• **Given request**
Return all entries word for word, but drop any images.

Stored data:
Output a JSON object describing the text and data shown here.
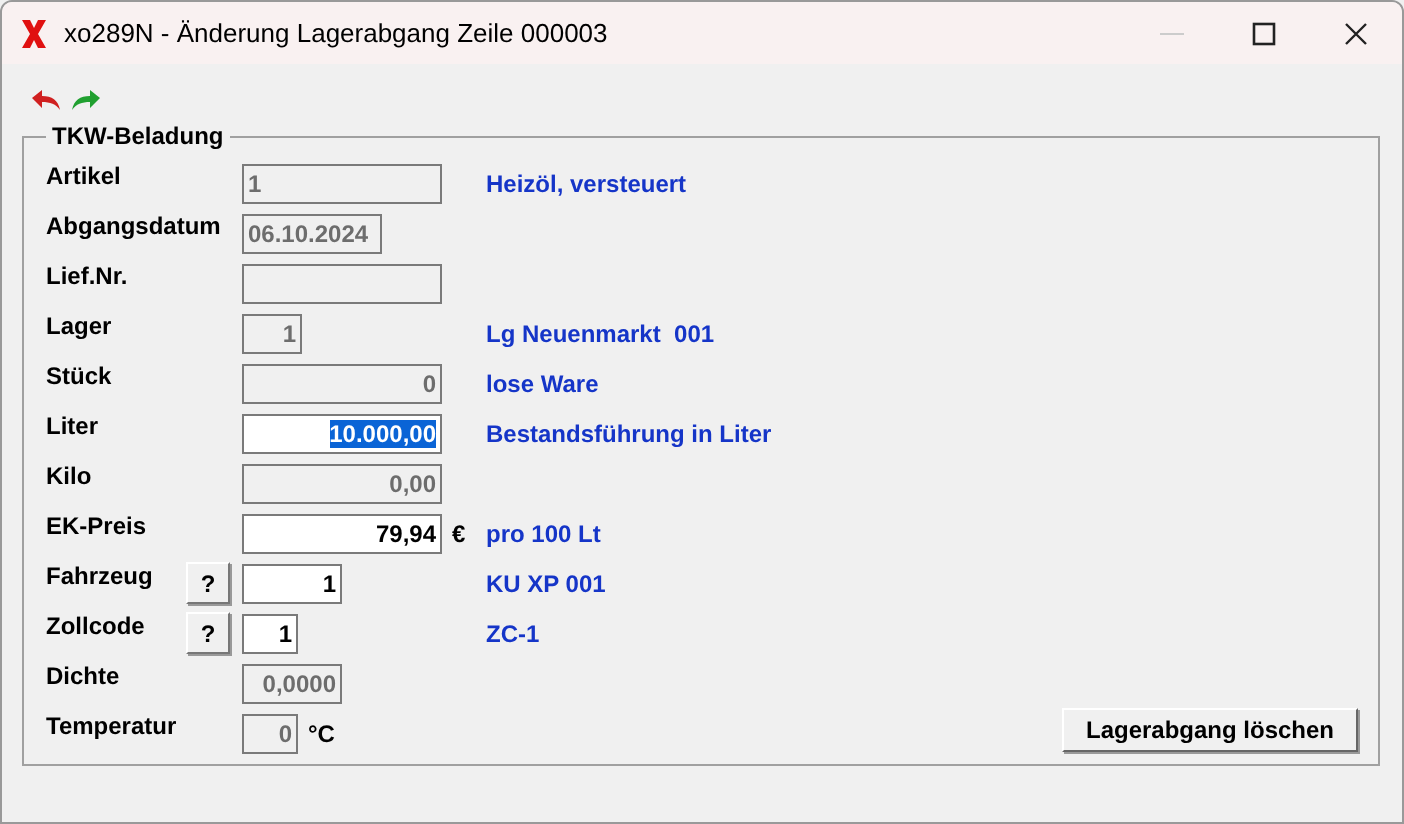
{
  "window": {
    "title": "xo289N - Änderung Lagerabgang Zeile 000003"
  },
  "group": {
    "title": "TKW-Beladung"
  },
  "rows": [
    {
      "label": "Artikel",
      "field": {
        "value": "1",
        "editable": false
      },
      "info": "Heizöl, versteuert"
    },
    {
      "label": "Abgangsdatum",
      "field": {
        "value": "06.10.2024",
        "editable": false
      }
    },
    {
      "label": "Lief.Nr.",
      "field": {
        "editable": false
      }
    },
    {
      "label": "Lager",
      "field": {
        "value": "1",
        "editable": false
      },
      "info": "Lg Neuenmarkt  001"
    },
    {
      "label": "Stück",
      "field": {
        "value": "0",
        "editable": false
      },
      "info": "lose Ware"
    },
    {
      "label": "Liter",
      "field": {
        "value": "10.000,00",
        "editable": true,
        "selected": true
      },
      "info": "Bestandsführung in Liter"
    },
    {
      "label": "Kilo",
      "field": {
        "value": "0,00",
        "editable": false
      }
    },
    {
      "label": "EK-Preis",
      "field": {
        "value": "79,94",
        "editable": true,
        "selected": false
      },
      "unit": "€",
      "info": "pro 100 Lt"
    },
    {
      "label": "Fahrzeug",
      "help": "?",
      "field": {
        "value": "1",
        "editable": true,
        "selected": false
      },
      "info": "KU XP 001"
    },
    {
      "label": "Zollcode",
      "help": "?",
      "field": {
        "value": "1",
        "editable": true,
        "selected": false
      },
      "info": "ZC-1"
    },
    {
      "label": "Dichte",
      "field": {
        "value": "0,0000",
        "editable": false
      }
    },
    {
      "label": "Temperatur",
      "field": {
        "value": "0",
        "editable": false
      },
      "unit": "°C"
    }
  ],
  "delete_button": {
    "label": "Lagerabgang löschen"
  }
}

• **Solution**
Output a JSON object describing the text and data shown here.
{
  "window": {
    "title": "xo289N - Änderung Lagerabgang Zeile 000003"
  },
  "group": {
    "title": "TKW-Beladung"
  },
  "rows": [
    {
      "label": "Artikel",
      "field": {
        "value": "1",
        "editable": false
      },
      "info": "Heizöl, versteuert"
    },
    {
      "label": "Abgangsdatum",
      "field": {
        "value": "06.10.2024",
        "editable": false
      }
    },
    {
      "label": "Lief.Nr.",
      "field": {
        "editable": false
      }
    },
    {
      "label": "Lager",
      "field": {
        "value": "1",
        "editable": false
      },
      "info": "Lg Neuenmarkt  001"
    },
    {
      "label": "Stück",
      "field": {
        "value": "0",
        "editable": false
      },
      "info": "lose Ware"
    },
    {
      "label": "Liter",
      "field": {
        "value": "10.000,00",
        "editable": true,
        "selected": true
      },
      "info": "Bestandsführung in Liter"
    },
    {
      "label": "Kilo",
      "field": {
        "value": "0,00",
        "editable": false
      }
    },
    {
      "label": "EK-Preis",
      "field": {
        "value": "79,94",
        "editable": true,
        "selected": false
      },
      "unit": "€",
      "info": "pro 100 Lt"
    },
    {
      "label": "Fahrzeug",
      "help": "?",
      "field": {
        "value": "1",
        "editable": true,
        "selected": false
      },
      "info": "KU XP 001"
    },
    {
      "label": "Zollcode",
      "help": "?",
      "field": {
        "value": "1",
        "editable": true,
        "selected": false
      },
      "info": "ZC-1"
    },
    {
      "label": "Dichte",
      "field": {
        "value": "0,0000",
        "editable": false
      }
    },
    {
      "label": "Temperatur",
      "field": {
        "value": "0",
        "editable": false
      },
      "unit": "°C"
    }
  ],
  "delete_button": {
    "label": "Lagerabgang löschen"
  }
}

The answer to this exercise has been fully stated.